# Written task:
Repeat the records in full and exactly, omitting pictures.

# Dataset records:

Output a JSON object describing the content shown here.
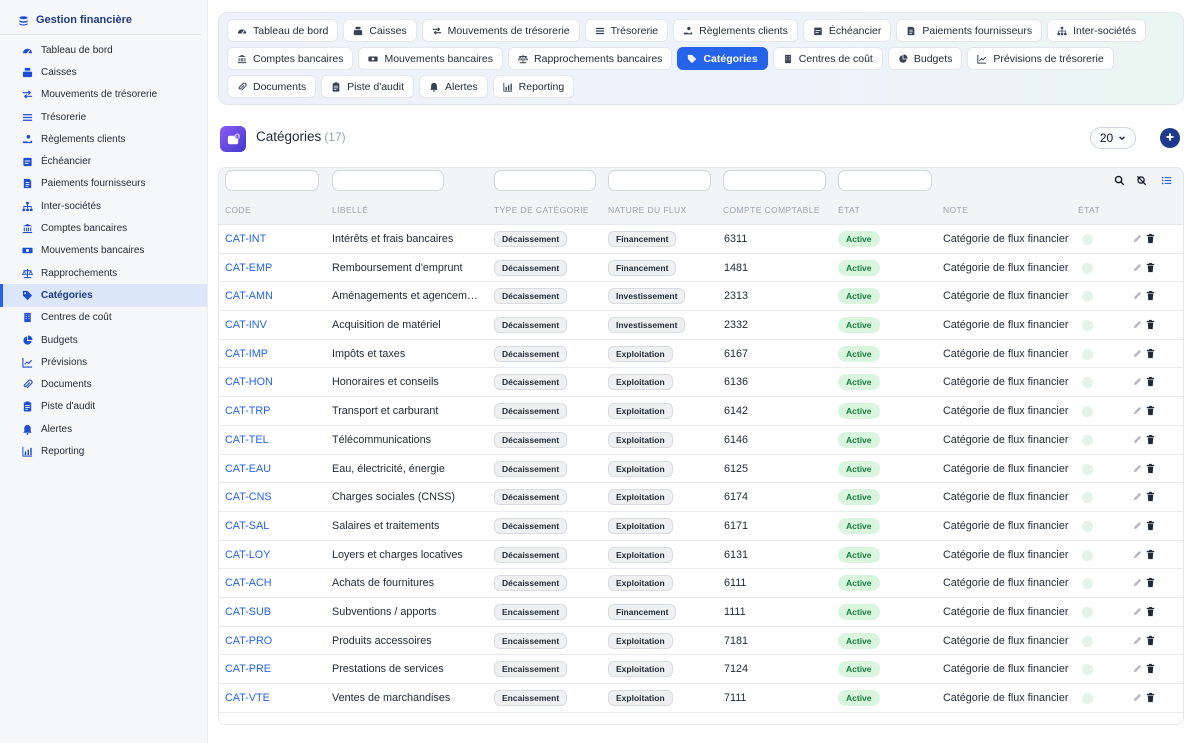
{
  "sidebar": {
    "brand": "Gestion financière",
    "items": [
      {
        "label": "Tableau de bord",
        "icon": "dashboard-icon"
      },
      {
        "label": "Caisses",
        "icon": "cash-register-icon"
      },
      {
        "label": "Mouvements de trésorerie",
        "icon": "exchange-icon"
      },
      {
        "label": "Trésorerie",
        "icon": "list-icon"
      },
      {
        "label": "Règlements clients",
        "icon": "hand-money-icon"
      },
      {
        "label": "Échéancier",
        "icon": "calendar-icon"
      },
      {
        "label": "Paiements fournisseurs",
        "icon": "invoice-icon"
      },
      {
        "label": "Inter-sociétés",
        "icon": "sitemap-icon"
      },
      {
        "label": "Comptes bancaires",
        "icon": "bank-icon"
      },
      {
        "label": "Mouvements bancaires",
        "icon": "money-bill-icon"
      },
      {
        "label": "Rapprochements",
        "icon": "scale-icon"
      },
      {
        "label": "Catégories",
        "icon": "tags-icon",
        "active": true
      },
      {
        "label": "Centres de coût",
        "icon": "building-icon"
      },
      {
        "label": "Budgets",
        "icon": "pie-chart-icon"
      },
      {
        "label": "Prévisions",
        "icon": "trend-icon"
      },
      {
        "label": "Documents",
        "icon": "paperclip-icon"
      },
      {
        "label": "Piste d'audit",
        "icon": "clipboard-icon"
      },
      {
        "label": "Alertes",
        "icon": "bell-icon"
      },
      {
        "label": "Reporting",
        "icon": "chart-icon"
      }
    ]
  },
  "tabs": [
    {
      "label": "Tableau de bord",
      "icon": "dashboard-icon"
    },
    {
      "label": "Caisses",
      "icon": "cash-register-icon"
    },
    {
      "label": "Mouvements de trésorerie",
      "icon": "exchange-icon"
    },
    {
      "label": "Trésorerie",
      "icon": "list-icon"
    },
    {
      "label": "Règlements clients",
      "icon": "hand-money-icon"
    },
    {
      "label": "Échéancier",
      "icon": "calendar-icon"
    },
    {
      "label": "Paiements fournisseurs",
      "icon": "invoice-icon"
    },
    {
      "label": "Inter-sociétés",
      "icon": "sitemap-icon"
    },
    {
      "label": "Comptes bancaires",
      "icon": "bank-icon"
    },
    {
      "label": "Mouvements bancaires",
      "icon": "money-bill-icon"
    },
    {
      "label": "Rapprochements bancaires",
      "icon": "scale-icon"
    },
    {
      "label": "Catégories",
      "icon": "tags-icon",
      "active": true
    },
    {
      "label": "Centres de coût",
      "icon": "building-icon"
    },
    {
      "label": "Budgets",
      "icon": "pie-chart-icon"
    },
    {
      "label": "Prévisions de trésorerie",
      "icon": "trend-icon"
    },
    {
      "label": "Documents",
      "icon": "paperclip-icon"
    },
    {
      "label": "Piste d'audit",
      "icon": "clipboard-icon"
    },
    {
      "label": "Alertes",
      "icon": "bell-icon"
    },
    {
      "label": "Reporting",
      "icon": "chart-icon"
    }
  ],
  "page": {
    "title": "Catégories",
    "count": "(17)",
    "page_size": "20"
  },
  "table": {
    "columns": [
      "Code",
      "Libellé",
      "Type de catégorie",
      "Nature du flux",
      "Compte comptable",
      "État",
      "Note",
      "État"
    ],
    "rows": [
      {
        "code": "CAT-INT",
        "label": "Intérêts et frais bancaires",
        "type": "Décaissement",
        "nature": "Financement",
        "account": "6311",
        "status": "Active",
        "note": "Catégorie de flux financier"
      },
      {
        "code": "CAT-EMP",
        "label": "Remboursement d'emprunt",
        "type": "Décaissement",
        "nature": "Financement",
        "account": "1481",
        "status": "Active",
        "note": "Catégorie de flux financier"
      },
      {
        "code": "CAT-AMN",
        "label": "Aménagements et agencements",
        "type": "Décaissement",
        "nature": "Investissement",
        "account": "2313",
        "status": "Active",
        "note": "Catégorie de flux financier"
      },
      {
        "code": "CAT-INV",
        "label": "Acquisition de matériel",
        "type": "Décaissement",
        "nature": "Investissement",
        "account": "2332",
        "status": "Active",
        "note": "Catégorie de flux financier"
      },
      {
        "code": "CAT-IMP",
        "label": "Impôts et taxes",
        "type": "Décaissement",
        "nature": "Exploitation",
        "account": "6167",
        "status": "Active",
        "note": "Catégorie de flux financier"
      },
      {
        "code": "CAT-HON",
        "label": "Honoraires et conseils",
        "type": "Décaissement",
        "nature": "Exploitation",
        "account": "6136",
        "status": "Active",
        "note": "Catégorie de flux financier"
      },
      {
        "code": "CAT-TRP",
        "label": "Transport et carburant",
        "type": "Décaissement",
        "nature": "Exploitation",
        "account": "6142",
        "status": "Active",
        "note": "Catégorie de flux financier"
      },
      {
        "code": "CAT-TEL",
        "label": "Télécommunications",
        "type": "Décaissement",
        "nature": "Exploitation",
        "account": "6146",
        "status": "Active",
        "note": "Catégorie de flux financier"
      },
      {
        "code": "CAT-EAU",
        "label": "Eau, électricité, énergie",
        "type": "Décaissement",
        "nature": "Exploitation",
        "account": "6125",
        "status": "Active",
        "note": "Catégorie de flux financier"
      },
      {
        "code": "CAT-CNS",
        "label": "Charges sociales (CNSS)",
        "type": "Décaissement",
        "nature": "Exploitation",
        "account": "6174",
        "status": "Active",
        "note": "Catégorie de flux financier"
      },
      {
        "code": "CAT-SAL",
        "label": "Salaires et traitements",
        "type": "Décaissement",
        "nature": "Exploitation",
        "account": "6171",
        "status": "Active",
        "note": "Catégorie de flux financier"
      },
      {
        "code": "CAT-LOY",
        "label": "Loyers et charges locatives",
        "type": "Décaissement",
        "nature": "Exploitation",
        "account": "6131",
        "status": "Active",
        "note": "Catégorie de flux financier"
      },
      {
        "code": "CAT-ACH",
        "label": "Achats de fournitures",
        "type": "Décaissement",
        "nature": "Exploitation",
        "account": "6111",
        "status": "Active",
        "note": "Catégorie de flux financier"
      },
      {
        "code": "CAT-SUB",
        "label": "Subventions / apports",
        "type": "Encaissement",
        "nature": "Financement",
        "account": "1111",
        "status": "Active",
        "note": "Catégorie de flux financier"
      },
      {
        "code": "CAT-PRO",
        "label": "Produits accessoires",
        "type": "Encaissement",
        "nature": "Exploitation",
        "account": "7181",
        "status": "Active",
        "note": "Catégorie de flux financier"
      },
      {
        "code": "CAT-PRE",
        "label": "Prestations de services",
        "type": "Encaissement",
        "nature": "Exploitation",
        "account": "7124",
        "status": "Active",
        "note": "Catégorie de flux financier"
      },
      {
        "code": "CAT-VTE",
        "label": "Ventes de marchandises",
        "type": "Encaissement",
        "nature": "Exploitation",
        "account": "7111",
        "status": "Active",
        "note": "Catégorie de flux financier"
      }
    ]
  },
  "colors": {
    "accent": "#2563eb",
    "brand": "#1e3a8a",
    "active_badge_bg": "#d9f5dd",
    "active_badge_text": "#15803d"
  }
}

# Exercise result:
Output a JSON object describing the content shown here.
{
  "sidebar": {
    "brand": "Gestion financière",
    "items": [
      {
        "label": "Tableau de bord",
        "icon": "dashboard-icon"
      },
      {
        "label": "Caisses",
        "icon": "cash-register-icon"
      },
      {
        "label": "Mouvements de trésorerie",
        "icon": "exchange-icon"
      },
      {
        "label": "Trésorerie",
        "icon": "list-icon"
      },
      {
        "label": "Règlements clients",
        "icon": "hand-money-icon"
      },
      {
        "label": "Échéancier",
        "icon": "calendar-icon"
      },
      {
        "label": "Paiements fournisseurs",
        "icon": "invoice-icon"
      },
      {
        "label": "Inter-sociétés",
        "icon": "sitemap-icon"
      },
      {
        "label": "Comptes bancaires",
        "icon": "bank-icon"
      },
      {
        "label": "Mouvements bancaires",
        "icon": "money-bill-icon"
      },
      {
        "label": "Rapprochements",
        "icon": "scale-icon"
      },
      {
        "label": "Catégories",
        "icon": "tags-icon",
        "active": true
      },
      {
        "label": "Centres de coût",
        "icon": "building-icon"
      },
      {
        "label": "Budgets",
        "icon": "pie-chart-icon"
      },
      {
        "label": "Prévisions",
        "icon": "trend-icon"
      },
      {
        "label": "Documents",
        "icon": "paperclip-icon"
      },
      {
        "label": "Piste d'audit",
        "icon": "clipboard-icon"
      },
      {
        "label": "Alertes",
        "icon": "bell-icon"
      },
      {
        "label": "Reporting",
        "icon": "chart-icon"
      }
    ]
  },
  "tabs": [
    {
      "label": "Tableau de bord",
      "icon": "dashboard-icon"
    },
    {
      "label": "Caisses",
      "icon": "cash-register-icon"
    },
    {
      "label": "Mouvements de trésorerie",
      "icon": "exchange-icon"
    },
    {
      "label": "Trésorerie",
      "icon": "list-icon"
    },
    {
      "label": "Règlements clients",
      "icon": "hand-money-icon"
    },
    {
      "label": "Échéancier",
      "icon": "calendar-icon"
    },
    {
      "label": "Paiements fournisseurs",
      "icon": "invoice-icon"
    },
    {
      "label": "Inter-sociétés",
      "icon": "sitemap-icon"
    },
    {
      "label": "Comptes bancaires",
      "icon": "bank-icon"
    },
    {
      "label": "Mouvements bancaires",
      "icon": "money-bill-icon"
    },
    {
      "label": "Rapprochements bancaires",
      "icon": "scale-icon"
    },
    {
      "label": "Catégories",
      "icon": "tags-icon",
      "active": true
    },
    {
      "label": "Centres de coût",
      "icon": "building-icon"
    },
    {
      "label": "Budgets",
      "icon": "pie-chart-icon"
    },
    {
      "label": "Prévisions de trésorerie",
      "icon": "trend-icon"
    },
    {
      "label": "Documents",
      "icon": "paperclip-icon"
    },
    {
      "label": "Piste d'audit",
      "icon": "clipboard-icon"
    },
    {
      "label": "Alertes",
      "icon": "bell-icon"
    },
    {
      "label": "Reporting",
      "icon": "chart-icon"
    }
  ],
  "page": {
    "title": "Catégories",
    "count": "(17)",
    "page_size": "20"
  },
  "table": {
    "columns": [
      "Code",
      "Libellé",
      "Type de catégorie",
      "Nature du flux",
      "Compte comptable",
      "État",
      "Note",
      "État"
    ],
    "rows": [
      {
        "code": "CAT-INT",
        "label": "Intérêts et frais bancaires",
        "type": "Décaissement",
        "nature": "Financement",
        "account": "6311",
        "status": "Active",
        "note": "Catégorie de flux financier"
      },
      {
        "code": "CAT-EMP",
        "label": "Remboursement d'emprunt",
        "type": "Décaissement",
        "nature": "Financement",
        "account": "1481",
        "status": "Active",
        "note": "Catégorie de flux financier"
      },
      {
        "code": "CAT-AMN",
        "label": "Aménagements et agencements",
        "type": "Décaissement",
        "nature": "Investissement",
        "account": "2313",
        "status": "Active",
        "note": "Catégorie de flux financier"
      },
      {
        "code": "CAT-INV",
        "label": "Acquisition de matériel",
        "type": "Décaissement",
        "nature": "Investissement",
        "account": "2332",
        "status": "Active",
        "note": "Catégorie de flux financier"
      },
      {
        "code": "CAT-IMP",
        "label": "Impôts et taxes",
        "type": "Décaissement",
        "nature": "Exploitation",
        "account": "6167",
        "status": "Active",
        "note": "Catégorie de flux financier"
      },
      {
        "code": "CAT-HON",
        "label": "Honoraires et conseils",
        "type": "Décaissement",
        "nature": "Exploitation",
        "account": "6136",
        "status": "Active",
        "note": "Catégorie de flux financier"
      },
      {
        "code": "CAT-TRP",
        "label": "Transport et carburant",
        "type": "Décaissement",
        "nature": "Exploitation",
        "account": "6142",
        "status": "Active",
        "note": "Catégorie de flux financier"
      },
      {
        "code": "CAT-TEL",
        "label": "Télécommunications",
        "type": "Décaissement",
        "nature": "Exploitation",
        "account": "6146",
        "status": "Active",
        "note": "Catégorie de flux financier"
      },
      {
        "code": "CAT-EAU",
        "label": "Eau, électricité, énergie",
        "type": "Décaissement",
        "nature": "Exploitation",
        "account": "6125",
        "status": "Active",
        "note": "Catégorie de flux financier"
      },
      {
        "code": "CAT-CNS",
        "label": "Charges sociales (CNSS)",
        "type": "Décaissement",
        "nature": "Exploitation",
        "account": "6174",
        "status": "Active",
        "note": "Catégorie de flux financier"
      },
      {
        "code": "CAT-SAL",
        "label": "Salaires et traitements",
        "type": "Décaissement",
        "nature": "Exploitation",
        "account": "6171",
        "status": "Active",
        "note": "Catégorie de flux financier"
      },
      {
        "code": "CAT-LOY",
        "label": "Loyers et charges locatives",
        "type": "Décaissement",
        "nature": "Exploitation",
        "account": "6131",
        "status": "Active",
        "note": "Catégorie de flux financier"
      },
      {
        "code": "CAT-ACH",
        "label": "Achats de fournitures",
        "type": "Décaissement",
        "nature": "Exploitation",
        "account": "6111",
        "status": "Active",
        "note": "Catégorie de flux financier"
      },
      {
        "code": "CAT-SUB",
        "label": "Subventions / apports",
        "type": "Encaissement",
        "nature": "Financement",
        "account": "1111",
        "status": "Active",
        "note": "Catégorie de flux financier"
      },
      {
        "code": "CAT-PRO",
        "label": "Produits accessoires",
        "type": "Encaissement",
        "nature": "Exploitation",
        "account": "7181",
        "status": "Active",
        "note": "Catégorie de flux financier"
      },
      {
        "code": "CAT-PRE",
        "label": "Prestations de services",
        "type": "Encaissement",
        "nature": "Exploitation",
        "account": "7124",
        "status": "Active",
        "note": "Catégorie de flux financier"
      },
      {
        "code": "CAT-VTE",
        "label": "Ventes de marchandises",
        "type": "Encaissement",
        "nature": "Exploitation",
        "account": "7111",
        "status": "Active",
        "note": "Catégorie de flux financier"
      }
    ]
  },
  "colors": {
    "accent": "#2563eb",
    "brand": "#1e3a8a",
    "active_badge_bg": "#d9f5dd",
    "active_badge_text": "#15803d"
  }
}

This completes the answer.